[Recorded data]
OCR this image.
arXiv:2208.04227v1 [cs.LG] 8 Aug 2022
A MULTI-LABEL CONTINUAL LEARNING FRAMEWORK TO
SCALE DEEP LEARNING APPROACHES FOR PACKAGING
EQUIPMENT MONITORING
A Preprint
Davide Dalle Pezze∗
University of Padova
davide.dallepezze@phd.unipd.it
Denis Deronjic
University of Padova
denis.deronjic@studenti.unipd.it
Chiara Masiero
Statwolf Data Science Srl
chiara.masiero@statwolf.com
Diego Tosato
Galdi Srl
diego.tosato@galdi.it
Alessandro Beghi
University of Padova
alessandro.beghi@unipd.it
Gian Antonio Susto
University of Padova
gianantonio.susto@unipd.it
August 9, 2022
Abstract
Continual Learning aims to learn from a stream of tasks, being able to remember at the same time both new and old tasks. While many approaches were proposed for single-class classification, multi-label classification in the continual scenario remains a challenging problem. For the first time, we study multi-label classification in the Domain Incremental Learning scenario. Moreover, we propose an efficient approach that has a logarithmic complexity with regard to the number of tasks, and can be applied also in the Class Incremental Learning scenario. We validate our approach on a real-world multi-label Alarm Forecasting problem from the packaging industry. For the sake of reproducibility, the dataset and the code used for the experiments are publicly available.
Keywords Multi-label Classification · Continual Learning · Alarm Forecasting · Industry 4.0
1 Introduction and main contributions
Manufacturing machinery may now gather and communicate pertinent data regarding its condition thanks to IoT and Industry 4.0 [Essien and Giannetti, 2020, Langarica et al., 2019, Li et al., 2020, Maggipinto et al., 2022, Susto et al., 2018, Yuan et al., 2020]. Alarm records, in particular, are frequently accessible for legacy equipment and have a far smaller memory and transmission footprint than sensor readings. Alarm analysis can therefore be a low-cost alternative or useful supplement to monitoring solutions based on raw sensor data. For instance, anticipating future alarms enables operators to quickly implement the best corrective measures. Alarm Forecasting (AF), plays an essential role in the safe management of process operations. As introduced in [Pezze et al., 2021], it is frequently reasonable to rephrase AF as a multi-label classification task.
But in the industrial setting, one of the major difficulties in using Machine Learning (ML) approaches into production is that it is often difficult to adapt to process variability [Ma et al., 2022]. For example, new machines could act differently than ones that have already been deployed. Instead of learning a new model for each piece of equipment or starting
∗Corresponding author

- [GOAL OF THE EXERCISE] Go through the records line by line and count those containing the string "Forecasting". Give only the total.

- [EXERCISE RESULT] 3